▸ RECORDED INFORMATION:
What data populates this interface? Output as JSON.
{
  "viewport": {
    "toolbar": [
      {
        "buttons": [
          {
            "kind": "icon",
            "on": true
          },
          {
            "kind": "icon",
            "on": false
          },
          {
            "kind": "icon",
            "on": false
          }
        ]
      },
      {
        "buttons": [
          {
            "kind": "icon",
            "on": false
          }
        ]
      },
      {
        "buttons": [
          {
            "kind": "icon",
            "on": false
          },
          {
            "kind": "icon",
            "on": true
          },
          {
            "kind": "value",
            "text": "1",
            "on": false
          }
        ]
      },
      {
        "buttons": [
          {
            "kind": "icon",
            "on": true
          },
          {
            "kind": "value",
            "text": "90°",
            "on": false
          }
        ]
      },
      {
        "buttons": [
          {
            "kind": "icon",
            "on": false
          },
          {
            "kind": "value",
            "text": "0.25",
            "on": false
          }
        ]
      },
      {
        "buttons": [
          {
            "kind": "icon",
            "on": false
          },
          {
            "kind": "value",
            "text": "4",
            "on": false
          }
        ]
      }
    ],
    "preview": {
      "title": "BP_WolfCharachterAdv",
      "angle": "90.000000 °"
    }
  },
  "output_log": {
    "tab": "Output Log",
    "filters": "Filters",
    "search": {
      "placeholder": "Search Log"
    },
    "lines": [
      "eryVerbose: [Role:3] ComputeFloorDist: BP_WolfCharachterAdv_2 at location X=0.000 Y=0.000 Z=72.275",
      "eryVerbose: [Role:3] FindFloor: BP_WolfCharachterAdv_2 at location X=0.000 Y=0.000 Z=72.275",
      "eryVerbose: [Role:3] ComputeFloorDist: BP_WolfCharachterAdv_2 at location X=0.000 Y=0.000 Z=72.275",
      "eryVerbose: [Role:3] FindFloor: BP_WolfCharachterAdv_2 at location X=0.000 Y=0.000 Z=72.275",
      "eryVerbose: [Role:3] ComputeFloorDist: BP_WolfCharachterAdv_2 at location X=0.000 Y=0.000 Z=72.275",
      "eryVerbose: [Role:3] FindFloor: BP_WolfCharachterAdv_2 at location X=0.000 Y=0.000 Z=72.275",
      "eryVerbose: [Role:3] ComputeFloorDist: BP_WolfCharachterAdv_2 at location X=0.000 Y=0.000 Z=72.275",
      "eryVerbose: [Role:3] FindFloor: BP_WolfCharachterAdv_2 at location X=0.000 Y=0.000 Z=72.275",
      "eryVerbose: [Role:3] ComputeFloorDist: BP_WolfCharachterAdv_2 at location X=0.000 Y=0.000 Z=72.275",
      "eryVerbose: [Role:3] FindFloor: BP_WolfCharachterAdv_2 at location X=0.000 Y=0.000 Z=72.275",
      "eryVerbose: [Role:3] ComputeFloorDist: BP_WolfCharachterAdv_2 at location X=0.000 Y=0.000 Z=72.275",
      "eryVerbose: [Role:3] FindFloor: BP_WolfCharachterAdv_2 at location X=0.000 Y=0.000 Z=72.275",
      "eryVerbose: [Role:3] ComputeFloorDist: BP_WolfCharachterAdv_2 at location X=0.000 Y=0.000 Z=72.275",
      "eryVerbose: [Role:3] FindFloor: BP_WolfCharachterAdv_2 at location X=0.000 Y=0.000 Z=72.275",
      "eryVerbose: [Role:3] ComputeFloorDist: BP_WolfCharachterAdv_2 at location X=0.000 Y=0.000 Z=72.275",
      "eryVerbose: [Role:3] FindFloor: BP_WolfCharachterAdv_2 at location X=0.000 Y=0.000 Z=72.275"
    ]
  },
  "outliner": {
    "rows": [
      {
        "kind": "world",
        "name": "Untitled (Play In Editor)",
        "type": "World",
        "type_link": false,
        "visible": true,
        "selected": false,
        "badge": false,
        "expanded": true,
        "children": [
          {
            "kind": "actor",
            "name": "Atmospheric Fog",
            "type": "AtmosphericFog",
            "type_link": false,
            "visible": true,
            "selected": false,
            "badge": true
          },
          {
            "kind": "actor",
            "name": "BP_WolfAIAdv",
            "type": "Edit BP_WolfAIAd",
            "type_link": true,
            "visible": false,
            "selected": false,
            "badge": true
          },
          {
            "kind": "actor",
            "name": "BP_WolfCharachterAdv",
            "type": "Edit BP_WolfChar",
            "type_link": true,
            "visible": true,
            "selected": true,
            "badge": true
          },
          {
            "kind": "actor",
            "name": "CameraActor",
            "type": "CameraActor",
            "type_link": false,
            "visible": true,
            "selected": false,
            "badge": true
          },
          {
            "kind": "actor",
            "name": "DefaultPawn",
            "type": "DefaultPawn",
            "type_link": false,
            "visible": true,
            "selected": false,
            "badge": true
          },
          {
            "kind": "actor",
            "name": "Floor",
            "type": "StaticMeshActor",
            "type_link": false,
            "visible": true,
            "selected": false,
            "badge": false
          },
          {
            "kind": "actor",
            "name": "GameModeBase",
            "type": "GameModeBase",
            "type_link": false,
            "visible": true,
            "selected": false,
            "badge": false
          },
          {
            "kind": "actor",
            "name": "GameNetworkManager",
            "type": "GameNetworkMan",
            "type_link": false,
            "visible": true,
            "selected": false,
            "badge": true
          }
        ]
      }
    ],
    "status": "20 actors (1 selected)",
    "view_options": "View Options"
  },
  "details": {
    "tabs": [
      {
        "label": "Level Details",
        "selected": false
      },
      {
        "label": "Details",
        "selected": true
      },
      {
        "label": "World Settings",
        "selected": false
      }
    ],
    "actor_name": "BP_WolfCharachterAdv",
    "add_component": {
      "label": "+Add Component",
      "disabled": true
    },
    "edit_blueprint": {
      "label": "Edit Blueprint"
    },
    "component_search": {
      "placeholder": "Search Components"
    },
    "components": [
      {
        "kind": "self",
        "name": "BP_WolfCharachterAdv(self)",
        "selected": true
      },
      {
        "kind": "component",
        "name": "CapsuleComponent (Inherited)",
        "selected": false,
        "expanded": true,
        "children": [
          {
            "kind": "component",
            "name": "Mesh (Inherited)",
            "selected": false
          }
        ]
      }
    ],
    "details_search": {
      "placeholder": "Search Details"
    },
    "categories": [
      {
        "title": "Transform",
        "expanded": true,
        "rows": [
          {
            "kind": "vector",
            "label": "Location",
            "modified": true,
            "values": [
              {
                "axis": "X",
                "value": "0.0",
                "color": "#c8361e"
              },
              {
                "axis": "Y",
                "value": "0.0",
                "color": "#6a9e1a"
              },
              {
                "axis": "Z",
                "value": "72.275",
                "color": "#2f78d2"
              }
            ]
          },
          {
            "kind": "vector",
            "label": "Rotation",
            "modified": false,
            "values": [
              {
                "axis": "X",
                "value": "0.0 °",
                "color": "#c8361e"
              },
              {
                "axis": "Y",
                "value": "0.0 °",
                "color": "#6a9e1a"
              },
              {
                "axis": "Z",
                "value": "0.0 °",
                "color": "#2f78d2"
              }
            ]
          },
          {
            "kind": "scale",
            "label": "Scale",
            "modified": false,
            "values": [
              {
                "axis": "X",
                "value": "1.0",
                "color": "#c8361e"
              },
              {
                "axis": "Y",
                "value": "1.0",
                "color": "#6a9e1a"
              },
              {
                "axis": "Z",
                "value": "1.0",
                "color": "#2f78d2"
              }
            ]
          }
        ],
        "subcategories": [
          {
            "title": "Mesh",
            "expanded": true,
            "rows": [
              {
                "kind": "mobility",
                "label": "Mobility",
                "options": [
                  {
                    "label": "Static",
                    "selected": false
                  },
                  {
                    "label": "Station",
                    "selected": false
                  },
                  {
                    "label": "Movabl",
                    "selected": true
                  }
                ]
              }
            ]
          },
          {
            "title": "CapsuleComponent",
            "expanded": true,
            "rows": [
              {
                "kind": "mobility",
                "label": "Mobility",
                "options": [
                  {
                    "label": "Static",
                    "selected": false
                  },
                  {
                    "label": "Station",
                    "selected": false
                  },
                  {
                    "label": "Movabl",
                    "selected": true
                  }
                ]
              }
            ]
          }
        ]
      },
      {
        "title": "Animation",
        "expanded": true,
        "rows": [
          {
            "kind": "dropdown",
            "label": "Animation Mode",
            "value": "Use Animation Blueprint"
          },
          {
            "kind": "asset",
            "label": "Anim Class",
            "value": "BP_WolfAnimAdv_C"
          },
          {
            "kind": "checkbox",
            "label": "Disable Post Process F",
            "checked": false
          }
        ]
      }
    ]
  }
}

▸ WRITTEN EXERCISE:
Say how many lines of the listing above contain "GameModeBase", with no other words.

▸ IN RESPONSE:
2